- Material shown:
● ● ● ● ● ● ●

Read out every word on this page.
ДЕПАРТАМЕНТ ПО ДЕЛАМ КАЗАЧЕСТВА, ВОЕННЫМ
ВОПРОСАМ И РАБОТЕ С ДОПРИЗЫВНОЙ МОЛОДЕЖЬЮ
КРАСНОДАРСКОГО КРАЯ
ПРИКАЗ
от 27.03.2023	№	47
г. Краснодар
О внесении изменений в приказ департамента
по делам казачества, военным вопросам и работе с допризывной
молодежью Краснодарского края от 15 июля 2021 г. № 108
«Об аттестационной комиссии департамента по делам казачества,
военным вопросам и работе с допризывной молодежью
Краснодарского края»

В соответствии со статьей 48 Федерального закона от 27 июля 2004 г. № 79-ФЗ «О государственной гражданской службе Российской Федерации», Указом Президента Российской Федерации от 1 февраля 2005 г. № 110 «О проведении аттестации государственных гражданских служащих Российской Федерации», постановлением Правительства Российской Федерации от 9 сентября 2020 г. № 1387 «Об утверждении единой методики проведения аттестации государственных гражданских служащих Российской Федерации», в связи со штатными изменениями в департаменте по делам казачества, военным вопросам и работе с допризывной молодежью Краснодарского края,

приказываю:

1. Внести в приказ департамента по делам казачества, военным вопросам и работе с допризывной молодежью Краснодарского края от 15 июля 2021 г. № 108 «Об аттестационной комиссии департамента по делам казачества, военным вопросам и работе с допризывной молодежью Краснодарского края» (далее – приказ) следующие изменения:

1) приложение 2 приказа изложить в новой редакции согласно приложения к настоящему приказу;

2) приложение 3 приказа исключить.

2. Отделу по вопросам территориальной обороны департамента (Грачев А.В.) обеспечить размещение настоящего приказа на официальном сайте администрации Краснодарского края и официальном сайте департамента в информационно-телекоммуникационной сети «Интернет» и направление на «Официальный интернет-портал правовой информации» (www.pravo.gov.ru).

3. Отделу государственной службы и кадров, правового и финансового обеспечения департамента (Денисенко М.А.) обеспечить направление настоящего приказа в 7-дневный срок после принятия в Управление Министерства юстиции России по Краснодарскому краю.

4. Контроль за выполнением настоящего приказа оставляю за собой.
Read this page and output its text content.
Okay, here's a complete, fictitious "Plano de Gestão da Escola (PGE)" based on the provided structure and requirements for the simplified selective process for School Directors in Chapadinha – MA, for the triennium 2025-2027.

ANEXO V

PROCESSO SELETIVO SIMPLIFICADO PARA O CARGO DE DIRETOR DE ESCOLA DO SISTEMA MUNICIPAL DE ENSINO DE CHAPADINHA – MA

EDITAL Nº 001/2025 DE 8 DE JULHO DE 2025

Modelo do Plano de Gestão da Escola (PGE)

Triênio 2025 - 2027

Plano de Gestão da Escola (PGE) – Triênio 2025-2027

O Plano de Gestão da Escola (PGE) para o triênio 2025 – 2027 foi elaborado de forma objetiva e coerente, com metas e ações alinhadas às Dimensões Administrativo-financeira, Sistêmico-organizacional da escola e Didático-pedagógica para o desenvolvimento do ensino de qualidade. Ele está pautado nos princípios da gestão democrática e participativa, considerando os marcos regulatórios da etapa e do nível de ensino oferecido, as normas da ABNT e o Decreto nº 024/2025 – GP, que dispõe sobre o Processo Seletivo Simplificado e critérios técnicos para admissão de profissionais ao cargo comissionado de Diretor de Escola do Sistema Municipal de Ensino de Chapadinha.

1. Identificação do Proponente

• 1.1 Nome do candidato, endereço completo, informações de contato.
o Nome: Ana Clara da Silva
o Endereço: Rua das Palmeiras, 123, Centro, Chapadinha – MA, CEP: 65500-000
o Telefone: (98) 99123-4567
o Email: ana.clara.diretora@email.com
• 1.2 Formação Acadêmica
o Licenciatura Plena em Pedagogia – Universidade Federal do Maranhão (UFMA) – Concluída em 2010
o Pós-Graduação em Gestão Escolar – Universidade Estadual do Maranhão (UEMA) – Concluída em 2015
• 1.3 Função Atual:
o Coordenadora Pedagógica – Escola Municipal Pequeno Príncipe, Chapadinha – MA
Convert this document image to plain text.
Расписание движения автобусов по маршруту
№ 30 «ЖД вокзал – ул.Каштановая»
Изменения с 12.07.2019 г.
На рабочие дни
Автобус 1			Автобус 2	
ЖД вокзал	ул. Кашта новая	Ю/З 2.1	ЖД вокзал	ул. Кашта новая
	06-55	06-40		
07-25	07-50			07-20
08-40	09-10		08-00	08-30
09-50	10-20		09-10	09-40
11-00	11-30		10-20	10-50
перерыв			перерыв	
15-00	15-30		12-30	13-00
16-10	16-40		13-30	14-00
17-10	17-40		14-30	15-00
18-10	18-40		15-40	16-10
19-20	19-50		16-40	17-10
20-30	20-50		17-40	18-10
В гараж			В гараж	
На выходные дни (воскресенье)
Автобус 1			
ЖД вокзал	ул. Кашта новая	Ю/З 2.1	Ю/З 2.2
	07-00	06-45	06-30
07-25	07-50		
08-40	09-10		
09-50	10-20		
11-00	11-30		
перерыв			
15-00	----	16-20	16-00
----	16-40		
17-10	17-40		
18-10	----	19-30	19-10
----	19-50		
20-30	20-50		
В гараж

● ● ● ● ● ● ●

- Directions for this task: Write out the whole listing again, exactly as it stands.

- Output:
Read out every word on this page.
ДЕПАРТАМЕНТ ПО ДЕЛАМ КАЗАЧЕСТВА, ВОЕННЫМ
ВОПРОСАМ И РАБОТЕ С ДОПРИЗЫВНОЙ МОЛОДЕЖЬЮ
КРАСНОДАРСКОГО КРАЯ
ПРИКАЗ
от 27.03.2023	№	47
г. Краснодар
О внесении изменений в приказ департамента
по делам казачества, военным вопросам и работе с допризывной
молодежью Краснодарского края от 15 июля 2021 г. № 108
«Об аттестационной комиссии департамента по делам казачества,
военным вопросам и работе с допризывной молодежью
Краснодарского края»

В соответствии со статьей 48 Федерального закона от 27 июля 2004 г. № 79-ФЗ «О государственной гражданской службе Российской Федерации», Указом Президента Российской Федерации от 1 февраля 2005 г. № 110 «О проведении аттестации государственных гражданских служащих Российской Федерации», постановлением Правительства Российской Федерации от 9 сентября 2020 г. № 1387 «Об утверждении единой методики проведения аттестации государственных гражданских служащих Российской Федерации», в связи со штатными изменениями в департаменте по делам казачества, военным вопросам и работе с допризывной молодежью Краснодарского края,

приказываю:

1. Внести в приказ департамента по делам казачества, военным вопросам и работе с допризывной молодежью Краснодарского края от 15 июля 2021 г. № 108 «Об аттестационной комиссии департамента по делам казачества, военным вопросам и работе с допризывной молодежью Краснодарского края» (далее – приказ) следующие изменения:

1) приложение 2 приказа изложить в новой редакции согласно приложения к настоящему приказу;

2) приложение 3 приказа исключить.

2. Отделу по вопросам территориальной обороны департамента (Грачев А.В.) обеспечить размещение настоящего приказа на официальном сайте администрации Краснодарского края и официальном сайте департамента в информационно-телекоммуникационной сети «Интернет» и направление на «Официальный интернет-портал правовой информации» (www.pravo.gov.ru).

3. Отделу государственной службы и кадров, правового и финансового обеспечения департамента (Денисенко М.А.) обеспечить направление настоящего приказа в 7-дневный срок после принятия в Управление Министерства юстиции России по Краснодарскому краю.

4. Контроль за выполнением настоящего приказа оставляю за собой.
Read this page and output its text content.
Okay, here's a complete, fictitious "Plano de Gestão da Escola (PGE)" based on the provided structure and requirements for the simplified selective process for School Directors in Chapadinha – MA, for the triennium 2025-2027.

ANEXO V

PROCESSO SELETIVO SIMPLIFICADO PARA O CARGO DE DIRETOR DE ESCOLA DO SISTEMA MUNICIPAL DE ENSINO DE CHAPADINHA – MA

EDITAL Nº 001/2025 DE 8 DE JULHO DE 2025

Modelo do Plano de Gestão da Escola (PGE)

Triênio 2025 - 2027

Plano de Gestão da Escola (PGE) – Triênio 2025-2027

O Plano de Gestão da Escola (PGE) para o triênio 2025 – 2027 foi elaborado de forma objetiva e coerente, com metas e ações alinhadas às Dimensões Administrativo-financeira, Sistêmico-organizacional da escola e Didático-pedagógica para o desenvolvimento do ensino de qualidade. Ele está pautado nos princípios da gestão democrática e participativa, considerando os marcos regulatórios da etapa e do nível de ensino oferecido, as normas da ABNT e o Decreto nº 024/2025 – GP, que dispõe sobre o Processo Seletivo Simplificado e critérios técnicos para admissão de profissionais ao cargo comissionado de Diretor de Escola do Sistema Municipal de Ensino de Chapadinha.

1. Identificação do Proponente

• 1.1 Nome do candidato, endereço completo, informações de contato.
o Nome: Ana Clara da Silva
o Endereço: Rua das Palmeiras, 123, Centro, Chapadinha – MA, CEP: 65500-000
o Telefone: (98) 99123-4567
o Email: ana.clara.diretora@email.com
• 1.2 Formação Acadêmica
o Licenciatura Plena em Pedagogia – Universidade Federal do Maranhão (UFMA) – Concluída em 2010
o Pós-Graduação em Gestão Escolar – Universidade Estadual do Maranhão (UEMA) – Concluída em 2015
• 1.3 Função Atual:
o Coordenadora Pedagógica – Escola Municipal Pequeno Príncipe, Chapadinha – MA
Convert this document image to plain text.
Расписание движения автобусов по маршруту
№ 30 «ЖД вокзал – ул.Каштановая»
Изменения с 12.07.2019 г.
На рабочие дни
Автобус 1			Автобус 2	
ЖД вокзал	ул. Кашта новая	Ю/З 2.1	ЖД вокзал	ул. Кашта новая
	06-55	06-40		
07-25	07-50			07-20
08-40	09-10		08-00	08-30
09-50	10-20		09-10	09-40
11-00	11-30		10-20	10-50
перерыв			перерыв	
15-00	15-30		12-30	13-00
16-10	16-40		13-30	14-00
17-10	17-40		14-30	15-00
18-10	18-40		15-40	16-10
19-20	19-50		16-40	17-10
20-30	20-50		17-40	18-10
В гараж			В гараж	
На выходные дни (воскресенье)
Автобус 1			
ЖД вокзал	ул. Кашта новая	Ю/З 2.1	Ю/З 2.2
	07-00	06-45	06-30
07-25	07-50		
08-40	09-10		
09-50	10-20		
11-00	11-30		
перерыв			
15-00	----	16-20	16-00
----	16-40		
17-10	17-40		
18-10	----	19-30	19-10
----	19-50		
20-30	20-50		
В гараж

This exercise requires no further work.